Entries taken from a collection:

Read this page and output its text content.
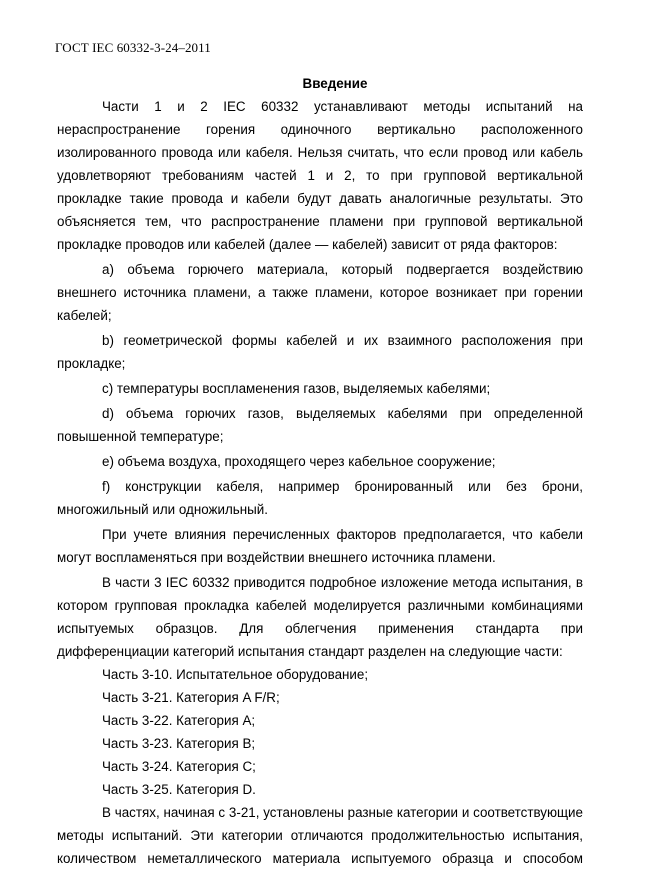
ГОСТ IEC 60332-3-24–2011

Введение

Части 1 и 2 IEC 60332 устанавливают методы испытаний на нераспространение горения одиночного вертикально расположенного изолированного провода или кабеля. Нельзя считать, что если провод или кабель удовлетворяют требованиям частей 1 и 2, то при групповой вертикальной прокладке такие провода и кабели будут давать аналогичные результаты. Это объясняется тем, что распространение пламени при групповой вертикальной прокладке проводов или кабелей (далее — кабелей) зависит от ряда факторов:

a) объема горючего материала, который подвергается воздействию внешнего источника пламени, а также пламени, которое возникает при горении кабелей;

b) геометрической формы кабелей и их взаимного расположения при прокладке;

c) температуры воспламенения газов, выделяемых кабелями;

d) объема горючих газов, выделяемых кабелями при определенной повышенной температуре;

e) объема воздуха, проходящего через кабельное сооружение;

f) конструкции кабеля, например бронированный или без брони, многожильный или одножильный.

При учете влияния перечисленных факторов предполагается, что кабели могут воспламеняться при воздействии внешнего источника пламени.

В части 3 IEC 60332 приводится подробное изложение метода испытания, в котором групповая прокладка кабелей моделируется различными комбинациями испытуемых образцов. Для облегчения применения стандарта при дифференциации категорий испытания стандарт разделен на следующие части:

Часть 3-10. Испытательное оборудование;

Часть 3-21. Категория A F/R;

Часть 3-22. Категория A;

Часть 3-23. Категория B;

Часть 3-24. Категория C;

Часть 3-25. Категория D.

В частях, начиная с 3-21, установлены разные категории и соответствующие методы испытаний. Эти категории отличаются продолжительностью испытания, количеством неметаллического материала испытуемого образца и способом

**Challenge:**
Count the lines in the entries that hold the word "факторов", and give nothing but the total.

**Exercise output:**
2